DIRECTIONS: Search each line below for the word "suitable" and list those that contain it.

START SUPPLIED MATERIAL

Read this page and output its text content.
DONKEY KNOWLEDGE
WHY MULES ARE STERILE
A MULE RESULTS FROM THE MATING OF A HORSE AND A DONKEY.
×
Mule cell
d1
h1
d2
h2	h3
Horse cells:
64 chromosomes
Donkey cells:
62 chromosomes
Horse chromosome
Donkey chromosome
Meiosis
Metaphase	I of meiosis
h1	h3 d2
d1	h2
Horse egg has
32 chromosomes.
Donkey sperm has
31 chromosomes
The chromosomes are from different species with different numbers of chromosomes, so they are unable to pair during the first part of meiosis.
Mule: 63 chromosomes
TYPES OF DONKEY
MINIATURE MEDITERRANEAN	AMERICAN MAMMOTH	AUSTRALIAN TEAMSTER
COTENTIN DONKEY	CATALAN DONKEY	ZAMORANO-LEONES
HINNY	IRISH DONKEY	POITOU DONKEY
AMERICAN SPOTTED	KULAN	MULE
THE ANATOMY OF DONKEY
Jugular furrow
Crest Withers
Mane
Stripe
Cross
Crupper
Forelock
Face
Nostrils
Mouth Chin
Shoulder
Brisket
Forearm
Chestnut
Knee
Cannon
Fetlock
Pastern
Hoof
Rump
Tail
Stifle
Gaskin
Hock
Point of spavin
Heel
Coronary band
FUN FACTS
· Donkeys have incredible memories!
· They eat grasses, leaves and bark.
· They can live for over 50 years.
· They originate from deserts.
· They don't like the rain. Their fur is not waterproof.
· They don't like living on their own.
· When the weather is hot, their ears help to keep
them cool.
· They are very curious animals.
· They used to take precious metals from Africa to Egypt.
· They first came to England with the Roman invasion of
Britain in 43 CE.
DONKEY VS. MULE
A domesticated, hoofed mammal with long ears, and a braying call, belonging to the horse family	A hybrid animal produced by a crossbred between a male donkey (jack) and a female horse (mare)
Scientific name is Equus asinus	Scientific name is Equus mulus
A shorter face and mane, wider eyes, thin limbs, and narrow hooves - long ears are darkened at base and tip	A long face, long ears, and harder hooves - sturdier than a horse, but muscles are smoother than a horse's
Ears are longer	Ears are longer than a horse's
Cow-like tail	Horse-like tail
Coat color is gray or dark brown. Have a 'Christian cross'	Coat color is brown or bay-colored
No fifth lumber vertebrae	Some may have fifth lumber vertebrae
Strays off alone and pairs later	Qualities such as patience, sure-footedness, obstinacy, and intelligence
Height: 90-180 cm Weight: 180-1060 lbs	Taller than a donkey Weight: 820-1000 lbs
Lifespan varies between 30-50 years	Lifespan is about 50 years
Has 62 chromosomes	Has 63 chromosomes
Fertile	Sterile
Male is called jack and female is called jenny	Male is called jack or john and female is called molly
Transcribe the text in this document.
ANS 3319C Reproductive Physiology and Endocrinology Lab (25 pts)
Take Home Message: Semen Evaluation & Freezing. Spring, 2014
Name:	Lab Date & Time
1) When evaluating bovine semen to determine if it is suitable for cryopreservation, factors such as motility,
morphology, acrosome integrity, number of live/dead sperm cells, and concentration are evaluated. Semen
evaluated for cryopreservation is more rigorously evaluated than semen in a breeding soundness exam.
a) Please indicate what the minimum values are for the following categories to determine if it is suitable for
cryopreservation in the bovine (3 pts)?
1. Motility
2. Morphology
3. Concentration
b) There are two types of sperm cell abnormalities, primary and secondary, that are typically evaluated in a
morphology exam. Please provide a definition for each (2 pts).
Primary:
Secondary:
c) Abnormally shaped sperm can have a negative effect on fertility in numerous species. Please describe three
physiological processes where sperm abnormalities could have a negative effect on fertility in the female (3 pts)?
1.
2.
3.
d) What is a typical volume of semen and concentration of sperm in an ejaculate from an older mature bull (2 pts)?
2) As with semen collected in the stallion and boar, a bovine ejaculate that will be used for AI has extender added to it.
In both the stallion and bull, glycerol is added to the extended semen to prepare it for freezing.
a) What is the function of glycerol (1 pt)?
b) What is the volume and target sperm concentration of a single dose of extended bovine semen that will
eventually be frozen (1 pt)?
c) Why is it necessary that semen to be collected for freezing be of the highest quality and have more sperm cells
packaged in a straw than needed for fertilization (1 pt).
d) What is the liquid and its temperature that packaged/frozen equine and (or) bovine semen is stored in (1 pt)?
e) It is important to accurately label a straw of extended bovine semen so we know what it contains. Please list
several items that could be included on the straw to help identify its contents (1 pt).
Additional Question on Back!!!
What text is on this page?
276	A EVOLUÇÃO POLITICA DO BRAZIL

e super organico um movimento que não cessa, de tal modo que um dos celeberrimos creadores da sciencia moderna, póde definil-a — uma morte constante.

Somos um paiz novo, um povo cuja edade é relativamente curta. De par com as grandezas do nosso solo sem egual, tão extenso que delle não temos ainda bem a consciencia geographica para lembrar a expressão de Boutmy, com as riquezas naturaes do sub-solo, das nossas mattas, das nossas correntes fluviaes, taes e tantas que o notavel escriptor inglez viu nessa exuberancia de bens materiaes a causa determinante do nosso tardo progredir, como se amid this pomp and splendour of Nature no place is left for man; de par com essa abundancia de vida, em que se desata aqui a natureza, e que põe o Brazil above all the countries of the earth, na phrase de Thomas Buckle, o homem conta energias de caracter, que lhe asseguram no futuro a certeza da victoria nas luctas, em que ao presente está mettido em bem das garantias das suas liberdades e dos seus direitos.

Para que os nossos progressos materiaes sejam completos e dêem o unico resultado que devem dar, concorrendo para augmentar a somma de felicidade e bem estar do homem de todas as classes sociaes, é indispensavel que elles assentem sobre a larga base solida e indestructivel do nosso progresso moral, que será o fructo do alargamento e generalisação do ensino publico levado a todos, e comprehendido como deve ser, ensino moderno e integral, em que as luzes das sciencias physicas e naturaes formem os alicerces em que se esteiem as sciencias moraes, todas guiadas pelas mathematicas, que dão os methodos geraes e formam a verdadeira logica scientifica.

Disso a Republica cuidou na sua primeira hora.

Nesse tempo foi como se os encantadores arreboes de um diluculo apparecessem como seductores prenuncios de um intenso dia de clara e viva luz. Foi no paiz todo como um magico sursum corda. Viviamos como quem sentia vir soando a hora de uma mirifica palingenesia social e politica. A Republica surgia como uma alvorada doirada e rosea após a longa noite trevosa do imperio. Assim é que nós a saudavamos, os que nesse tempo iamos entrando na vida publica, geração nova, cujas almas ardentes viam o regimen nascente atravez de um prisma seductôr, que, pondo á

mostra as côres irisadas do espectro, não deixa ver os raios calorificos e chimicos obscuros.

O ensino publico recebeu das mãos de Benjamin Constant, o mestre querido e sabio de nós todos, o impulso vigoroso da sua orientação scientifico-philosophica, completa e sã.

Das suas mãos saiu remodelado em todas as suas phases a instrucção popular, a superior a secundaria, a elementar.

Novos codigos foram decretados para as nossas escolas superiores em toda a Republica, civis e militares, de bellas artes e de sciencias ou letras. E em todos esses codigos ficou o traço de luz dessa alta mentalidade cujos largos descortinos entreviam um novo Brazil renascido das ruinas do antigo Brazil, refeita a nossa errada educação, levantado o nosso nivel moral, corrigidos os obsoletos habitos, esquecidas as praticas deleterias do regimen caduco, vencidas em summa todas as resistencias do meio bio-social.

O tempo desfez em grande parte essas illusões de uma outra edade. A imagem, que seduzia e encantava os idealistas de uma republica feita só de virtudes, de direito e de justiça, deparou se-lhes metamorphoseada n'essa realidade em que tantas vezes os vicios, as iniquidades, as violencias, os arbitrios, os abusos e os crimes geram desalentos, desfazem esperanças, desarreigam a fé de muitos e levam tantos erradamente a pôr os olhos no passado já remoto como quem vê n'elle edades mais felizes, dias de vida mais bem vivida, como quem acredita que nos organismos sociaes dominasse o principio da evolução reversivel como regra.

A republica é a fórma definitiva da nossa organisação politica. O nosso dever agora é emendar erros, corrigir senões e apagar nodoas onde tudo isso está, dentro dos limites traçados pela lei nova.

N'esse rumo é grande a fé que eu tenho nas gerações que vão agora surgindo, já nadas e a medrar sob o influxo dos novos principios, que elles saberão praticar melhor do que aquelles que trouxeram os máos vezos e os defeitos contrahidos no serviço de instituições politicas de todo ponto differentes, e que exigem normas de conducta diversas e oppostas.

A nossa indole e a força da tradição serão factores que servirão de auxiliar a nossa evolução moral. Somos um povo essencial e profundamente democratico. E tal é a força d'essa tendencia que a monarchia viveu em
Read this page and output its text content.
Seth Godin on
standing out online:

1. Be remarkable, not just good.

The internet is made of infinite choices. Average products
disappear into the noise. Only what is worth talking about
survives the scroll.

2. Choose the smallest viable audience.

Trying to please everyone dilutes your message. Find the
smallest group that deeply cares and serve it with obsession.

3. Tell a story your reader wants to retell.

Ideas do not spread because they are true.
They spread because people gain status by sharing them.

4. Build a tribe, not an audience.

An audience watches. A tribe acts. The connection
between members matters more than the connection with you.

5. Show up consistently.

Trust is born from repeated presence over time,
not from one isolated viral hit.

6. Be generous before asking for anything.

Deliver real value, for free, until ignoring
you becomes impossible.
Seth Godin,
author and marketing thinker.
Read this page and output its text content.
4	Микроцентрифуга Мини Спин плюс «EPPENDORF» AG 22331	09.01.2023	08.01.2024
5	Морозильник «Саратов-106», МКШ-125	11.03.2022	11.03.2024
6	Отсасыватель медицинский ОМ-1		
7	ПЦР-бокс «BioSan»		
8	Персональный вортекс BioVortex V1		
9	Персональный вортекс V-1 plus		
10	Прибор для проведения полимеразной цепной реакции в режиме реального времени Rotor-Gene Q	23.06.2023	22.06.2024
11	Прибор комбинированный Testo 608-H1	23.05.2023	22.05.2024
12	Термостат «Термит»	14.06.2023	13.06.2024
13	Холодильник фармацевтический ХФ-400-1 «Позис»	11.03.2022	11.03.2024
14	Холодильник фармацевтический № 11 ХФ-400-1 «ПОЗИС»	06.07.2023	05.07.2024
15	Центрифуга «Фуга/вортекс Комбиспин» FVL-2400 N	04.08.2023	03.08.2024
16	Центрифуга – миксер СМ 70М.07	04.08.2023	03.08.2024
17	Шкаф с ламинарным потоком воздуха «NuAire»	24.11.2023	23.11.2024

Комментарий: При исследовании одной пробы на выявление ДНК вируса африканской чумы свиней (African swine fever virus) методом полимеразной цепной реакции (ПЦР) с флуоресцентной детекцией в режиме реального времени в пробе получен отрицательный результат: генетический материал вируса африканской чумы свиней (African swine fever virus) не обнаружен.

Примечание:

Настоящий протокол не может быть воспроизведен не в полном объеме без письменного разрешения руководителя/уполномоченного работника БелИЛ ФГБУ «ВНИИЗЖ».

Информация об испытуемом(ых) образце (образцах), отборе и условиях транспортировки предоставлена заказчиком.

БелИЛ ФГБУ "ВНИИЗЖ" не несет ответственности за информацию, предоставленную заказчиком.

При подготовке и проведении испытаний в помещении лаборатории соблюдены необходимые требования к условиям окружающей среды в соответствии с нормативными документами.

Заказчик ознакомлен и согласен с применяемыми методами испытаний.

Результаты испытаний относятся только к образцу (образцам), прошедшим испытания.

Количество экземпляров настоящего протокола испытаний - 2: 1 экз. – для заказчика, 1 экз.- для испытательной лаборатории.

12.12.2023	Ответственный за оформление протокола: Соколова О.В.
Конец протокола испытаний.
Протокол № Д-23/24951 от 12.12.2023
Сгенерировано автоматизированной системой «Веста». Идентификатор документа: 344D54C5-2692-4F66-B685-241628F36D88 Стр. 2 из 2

END SUPPLIED MATERIAL

RESPONSE BELOW:
1) When evaluating bovine semen to determine if it is suitable for cryopreservation, factors such as motility,
a) Please indicate what the minimum values are for the following categories to determine if it is suitable for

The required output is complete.